Show every line of the listing below that contains the string "currency", copying each one in full.

• **Exercise material**
>> Start

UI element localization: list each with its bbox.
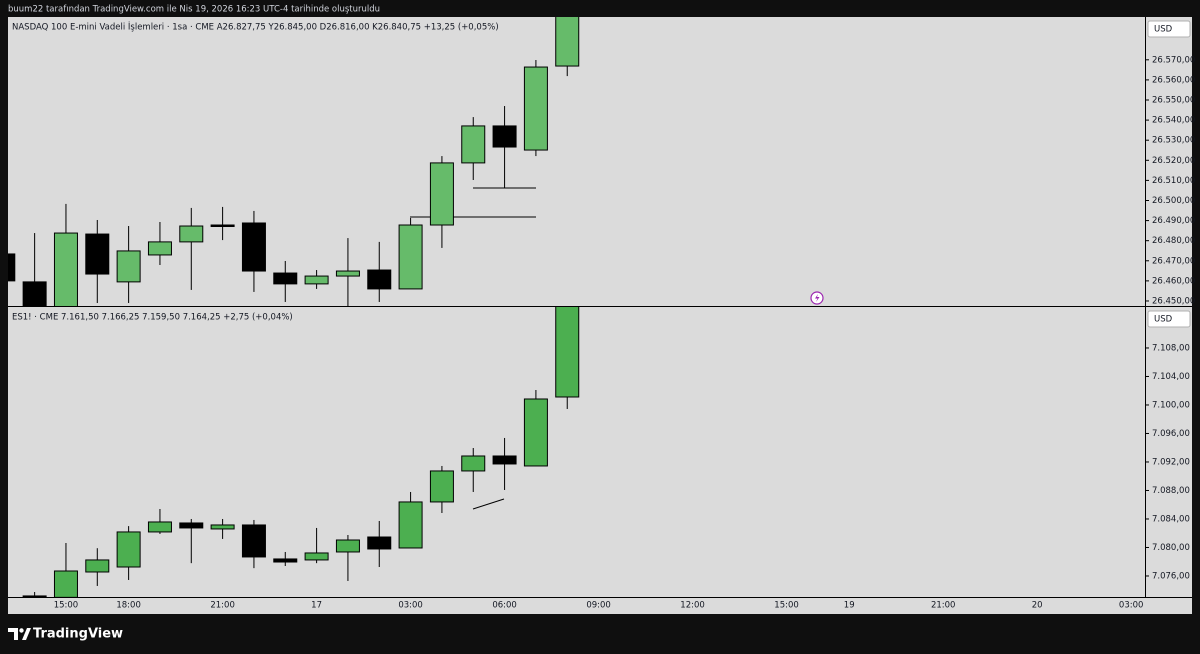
y-tick-label: 7.088,00 (1152, 486, 1190, 496)
brand-name: TradingView (33, 627, 123, 642)
candle-body (523, 66, 548, 151)
candle-body (429, 162, 454, 226)
x-tick-label: 15:00 (774, 601, 799, 611)
x-tick-label: 03:00 (1119, 601, 1144, 611)
candle-body (116, 531, 141, 568)
y-tick-label: 26.500,00 (1152, 196, 1195, 206)
x-tick-label: 21:00 (931, 601, 956, 611)
candle-body (523, 398, 548, 467)
candle-body (179, 225, 204, 243)
candle-body (304, 275, 329, 285)
candle-body (53, 232, 78, 306)
candle-body (241, 222, 266, 272)
y-tick-label: 26.510,00 (1152, 176, 1195, 186)
upper-pane (8, 17, 580, 306)
y-tick-label: 7.096,00 (1152, 429, 1190, 439)
y-tick-label: 26.530,00 (1152, 136, 1195, 146)
axes: 26.450,00 26.460,00 26.470,00 26.480,00 26.4… (12, 20, 1195, 611)
pane-legend: NASDAQ 100 E-mini Vadeli İşlemleri · 1sa… (12, 22, 499, 33)
y-tick-label: 26.490,00 (1152, 216, 1195, 226)
brand-logo: TradingView (8, 627, 123, 642)
candle-body (241, 524, 266, 558)
candle-body (461, 125, 486, 164)
candle-body (492, 455, 517, 465)
y-tick-label: 7.080,00 (1152, 543, 1190, 553)
candle-body (398, 224, 423, 290)
x-tick-label: 06:00 (492, 601, 517, 611)
y-tick-label: 26.470,00 (1152, 256, 1195, 266)
chart-area (8, 17, 1192, 614)
candle-body (273, 272, 298, 285)
y-tick-label: 7.076,00 (1152, 571, 1190, 581)
y-tick-label: 26.460,00 (1152, 276, 1195, 286)
candle-body (304, 552, 329, 561)
x-tick-label: 09:00 (586, 601, 611, 611)
candle-body (398, 501, 423, 549)
currency-label: USD (1154, 315, 1173, 325)
currency-box (1147, 20, 1191, 38)
candle-body (179, 522, 204, 529)
y-tick-label: 7.084,00 (1152, 514, 1190, 524)
candle-body (367, 536, 392, 550)
candle-body (367, 269, 392, 290)
candle-body (492, 125, 517, 148)
x-tick-label: 15:00 (54, 601, 79, 611)
y-tick-label: 26.520,00 (1152, 156, 1195, 166)
candle-body (429, 470, 454, 503)
y-tick-label: 26.480,00 (1152, 236, 1195, 246)
candle-body (210, 224, 235, 228)
candle-body (22, 595, 47, 597)
candle-body (85, 559, 110, 573)
y-tick-label: 26.570,00 (1152, 55, 1195, 65)
y-tick-label: 7.100,00 (1152, 400, 1190, 410)
x-tick-label: 03:00 (398, 601, 423, 611)
y-tick-label: 7.104,00 (1152, 372, 1190, 382)
trend-line (472, 498, 505, 510)
candle-body (461, 455, 486, 472)
y-tick-label: 7.092,00 (1152, 457, 1190, 467)
candle-body (555, 307, 580, 398)
candle-body (335, 270, 360, 277)
y-tick-label: 26.560,00 (1152, 75, 1195, 85)
lower-pane (22, 307, 580, 597)
attribution: buum22 tarafından TradingView.com ile Ni… (8, 5, 380, 15)
candle-body (53, 570, 78, 597)
candle-body (335, 539, 360, 553)
candle-body (85, 233, 110, 275)
x-tick-label: 17 (311, 601, 322, 611)
currency-box (1147, 310, 1191, 328)
y-tick-label: 26.540,00 (1152, 116, 1195, 126)
y-tick-label: 7.108,00 (1152, 343, 1190, 353)
candle-body (147, 241, 172, 256)
x-tick-label: 19 (844, 601, 855, 611)
y-tick-label: 26.450,00 (1152, 296, 1195, 306)
alert-icon[interactable] (810, 291, 824, 305)
pane-legend: ES1! · CME 7.161,50 7.166,25 7.159,50 7.… (12, 313, 293, 323)
candle-body (555, 17, 580, 67)
x-tick-label: 18:00 (116, 601, 141, 611)
currency-label: USD (1154, 25, 1173, 35)
candle-body (147, 521, 172, 533)
candle-body (22, 281, 47, 306)
x-tick-label: 20 (1032, 601, 1043, 611)
candle-body (273, 558, 298, 563)
candle-body (8, 253, 16, 282)
x-tick-label: 21:00 (210, 601, 235, 611)
x-tick-label: 12:00 (680, 601, 705, 611)
candle-body (210, 524, 235, 530)
y-tick-label: 26.550,00 (1152, 96, 1195, 106)
candle-body (116, 250, 141, 283)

>> End

• **Problem solution**
currency-label: USD (1154, 315, 1173, 325)
currency-box (1147, 20, 1191, 38)
currency-box (1147, 310, 1191, 328)
currency-label: USD (1154, 25, 1173, 35)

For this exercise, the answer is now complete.